= Task to complete =
Locate the string "pieces" in the records below. Copy every line where it occurs.

[Dataset records]
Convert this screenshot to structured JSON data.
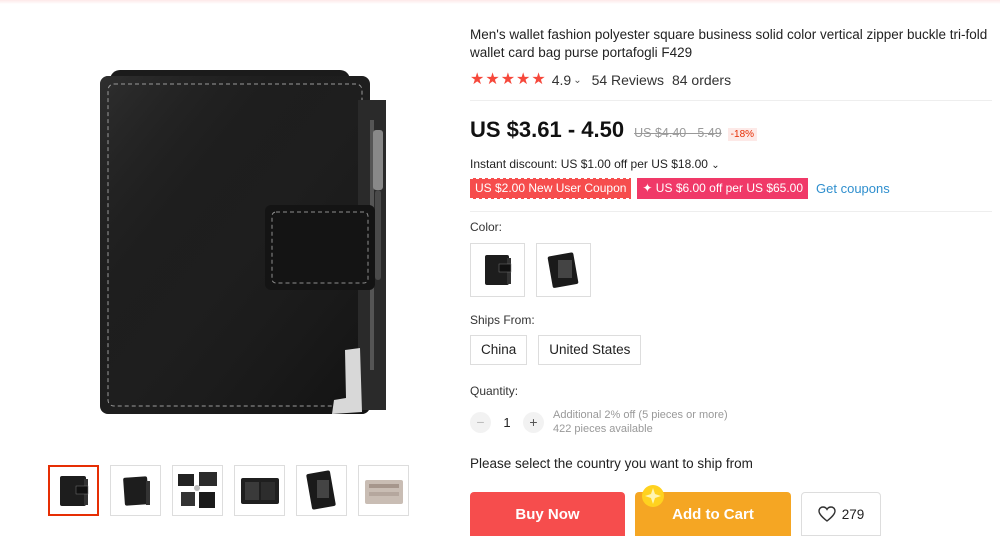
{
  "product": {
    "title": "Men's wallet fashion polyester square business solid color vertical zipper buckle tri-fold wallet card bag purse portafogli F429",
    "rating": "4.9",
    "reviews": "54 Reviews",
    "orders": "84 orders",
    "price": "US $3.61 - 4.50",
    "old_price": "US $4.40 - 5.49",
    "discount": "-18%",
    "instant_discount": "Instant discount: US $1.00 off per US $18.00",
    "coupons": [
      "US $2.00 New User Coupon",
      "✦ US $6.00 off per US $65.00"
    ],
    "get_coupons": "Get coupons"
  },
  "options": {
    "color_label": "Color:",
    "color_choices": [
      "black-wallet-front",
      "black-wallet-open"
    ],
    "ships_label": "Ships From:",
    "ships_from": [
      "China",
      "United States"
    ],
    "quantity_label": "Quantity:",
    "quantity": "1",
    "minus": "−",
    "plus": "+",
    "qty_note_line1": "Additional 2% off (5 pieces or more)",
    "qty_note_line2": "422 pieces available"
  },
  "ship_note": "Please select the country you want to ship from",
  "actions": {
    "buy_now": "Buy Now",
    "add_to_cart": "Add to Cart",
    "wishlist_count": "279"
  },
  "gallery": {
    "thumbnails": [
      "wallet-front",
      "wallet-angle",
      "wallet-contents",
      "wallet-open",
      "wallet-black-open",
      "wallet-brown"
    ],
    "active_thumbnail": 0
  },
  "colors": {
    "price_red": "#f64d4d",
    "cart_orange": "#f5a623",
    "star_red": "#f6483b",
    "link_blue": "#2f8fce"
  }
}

= Final result =
    "qty_note_line1": "Additional 2% off (5 pieces or more)",
    "qty_note_line2": "422 pieces available"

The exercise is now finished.